Text passage:
Which is where the freakshake comes in, I suppose. A freakshake can best be defined as diabetes in a sitting, a milkshake designed to fulfill half of your daily caloric value in sugar, an excess of the most decadent proportions. With freakshakes came a trend of food made for Instagram, meter-long pizza slices, cotton-candy burritos, each trendier than the other and more dense in calories than the other.

While many of these foods are snapped for the ‘gram, half finished and half wasted, it raises the question that if we focused on food insecurity rather than consumer gluttony, how far could we go?

The SOUFFLE SUCCESS

Souffle is a staple of many high-end restaurants. It’s airy and light as an appetizer with a lofty French name that gives it instant luxury status. However, did you know, souffle is awfully easy to make and only requires very few ingredients.

I think of myself as quite an intrepid baker, and one winter, i decided to see if i could make the souffle. We had ramekins, which are those little round dishes souffle’s are cooked in and my grandmother, who has diabetes asked for a savory baked good. Following this recipe from the internet I armed myself with a whisk and began.

Requirement 1: Reproduce the lines of the records from the first line through the line containing "x-tick-label: 0 xyxy=(37,210,43,224)", including both of those lines.

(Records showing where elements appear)
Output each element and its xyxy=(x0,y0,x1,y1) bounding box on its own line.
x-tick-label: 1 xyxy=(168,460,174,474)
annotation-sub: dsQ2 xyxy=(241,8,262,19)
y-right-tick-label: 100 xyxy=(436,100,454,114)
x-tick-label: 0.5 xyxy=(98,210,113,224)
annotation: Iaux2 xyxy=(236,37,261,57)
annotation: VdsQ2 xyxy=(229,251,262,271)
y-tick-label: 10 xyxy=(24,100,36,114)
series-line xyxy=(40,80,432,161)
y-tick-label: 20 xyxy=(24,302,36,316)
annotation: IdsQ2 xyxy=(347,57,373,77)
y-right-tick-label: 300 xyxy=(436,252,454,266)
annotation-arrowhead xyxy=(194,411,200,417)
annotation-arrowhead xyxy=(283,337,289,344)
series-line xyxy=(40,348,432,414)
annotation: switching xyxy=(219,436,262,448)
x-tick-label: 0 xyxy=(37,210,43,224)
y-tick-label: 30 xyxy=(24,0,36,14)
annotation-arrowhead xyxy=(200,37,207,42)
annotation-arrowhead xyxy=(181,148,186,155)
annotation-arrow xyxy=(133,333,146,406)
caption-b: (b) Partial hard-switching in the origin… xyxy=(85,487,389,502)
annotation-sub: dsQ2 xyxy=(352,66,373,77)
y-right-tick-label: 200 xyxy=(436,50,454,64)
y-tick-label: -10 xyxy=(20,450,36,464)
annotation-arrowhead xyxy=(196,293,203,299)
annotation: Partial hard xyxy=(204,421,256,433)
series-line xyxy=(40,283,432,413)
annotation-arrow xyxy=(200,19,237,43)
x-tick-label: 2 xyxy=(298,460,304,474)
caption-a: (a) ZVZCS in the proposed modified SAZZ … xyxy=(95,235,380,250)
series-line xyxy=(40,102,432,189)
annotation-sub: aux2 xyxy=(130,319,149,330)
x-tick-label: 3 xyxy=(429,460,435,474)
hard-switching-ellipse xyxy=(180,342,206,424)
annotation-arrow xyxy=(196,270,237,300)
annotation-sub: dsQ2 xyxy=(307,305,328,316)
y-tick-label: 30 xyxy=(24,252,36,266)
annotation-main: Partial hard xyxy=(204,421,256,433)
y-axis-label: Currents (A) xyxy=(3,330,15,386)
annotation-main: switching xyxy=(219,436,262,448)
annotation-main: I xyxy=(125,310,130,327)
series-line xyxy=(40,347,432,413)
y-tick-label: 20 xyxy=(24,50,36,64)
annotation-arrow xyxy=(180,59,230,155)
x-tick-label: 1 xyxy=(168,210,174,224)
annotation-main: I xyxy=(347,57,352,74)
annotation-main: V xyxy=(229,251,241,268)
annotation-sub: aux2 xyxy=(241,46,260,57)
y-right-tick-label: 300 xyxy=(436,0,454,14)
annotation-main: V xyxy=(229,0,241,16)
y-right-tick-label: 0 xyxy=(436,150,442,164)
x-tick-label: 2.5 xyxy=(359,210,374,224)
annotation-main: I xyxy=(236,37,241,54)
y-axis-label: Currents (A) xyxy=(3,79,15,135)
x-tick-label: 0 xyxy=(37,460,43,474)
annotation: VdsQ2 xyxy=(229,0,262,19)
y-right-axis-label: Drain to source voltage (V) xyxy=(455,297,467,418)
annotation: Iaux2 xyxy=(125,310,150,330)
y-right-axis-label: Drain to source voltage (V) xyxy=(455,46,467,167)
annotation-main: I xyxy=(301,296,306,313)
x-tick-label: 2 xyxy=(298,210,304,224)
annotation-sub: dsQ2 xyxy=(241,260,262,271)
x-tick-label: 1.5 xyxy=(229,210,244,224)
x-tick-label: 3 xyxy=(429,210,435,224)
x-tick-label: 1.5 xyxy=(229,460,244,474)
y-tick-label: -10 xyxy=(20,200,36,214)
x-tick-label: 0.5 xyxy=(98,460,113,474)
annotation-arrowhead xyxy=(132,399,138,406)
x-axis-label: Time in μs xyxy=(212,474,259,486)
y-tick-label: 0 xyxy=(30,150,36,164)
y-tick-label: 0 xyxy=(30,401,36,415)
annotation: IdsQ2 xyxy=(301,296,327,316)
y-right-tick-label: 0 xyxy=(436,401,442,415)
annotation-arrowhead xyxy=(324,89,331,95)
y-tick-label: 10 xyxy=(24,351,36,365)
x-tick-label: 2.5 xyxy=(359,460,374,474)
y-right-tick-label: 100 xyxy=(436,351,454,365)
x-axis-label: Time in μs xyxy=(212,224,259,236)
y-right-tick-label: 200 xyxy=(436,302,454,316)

Requirement 2: In the text about freakshakes and souffle, write out the part that starts with the words "The SOUFFLE SUCCESS" and ends with "whisk and began.", swapping "ramekins" for "baking cups".

Output 1:
Output each element and its xyxy=(x0,y0,x1,y1) bounding box on its own line.
x-tick-label: 1 xyxy=(168,460,174,474)
annotation-sub: dsQ2 xyxy=(241,8,262,19)
y-right-tick-label: 100 xyxy=(436,100,454,114)
x-tick-label: 0.5 xyxy=(98,210,113,224)
annotation: Iaux2 xyxy=(236,37,261,57)
annotation: VdsQ2 xyxy=(229,251,262,271)
y-tick-label: 10 xyxy=(24,100,36,114)
series-line xyxy=(40,80,432,161)
y-tick-label: 20 xyxy=(24,302,36,316)
annotation: IdsQ2 xyxy=(347,57,373,77)
y-right-tick-label: 300 xyxy=(436,252,454,266)
annotation-arrowhead xyxy=(194,411,200,417)
annotation-arrowhead xyxy=(283,337,289,344)
series-line xyxy=(40,348,432,414)
annotation: switching xyxy=(219,436,262,448)
x-tick-label: 0 xyxy=(37,210,43,224)

Output 2:
The SOUFFLE SUCCESS

Souffle is a staple of many high-end restaurants. It’s airy and light as an appetizer with a lofty French name that gives it instant luxury status. However, did you know, souffle is awfully easy to make and only requires very few ingredients.

I think of myself as quite an intrepid baker, and one winter, i decided to see if i could make the souffle. We had baking cups, which are those little round dishes souffle’s are cooked in and my grandmother, who has diabetes asked for a savory baked good. Following this recipe from the internet I armed myself with a whisk and began.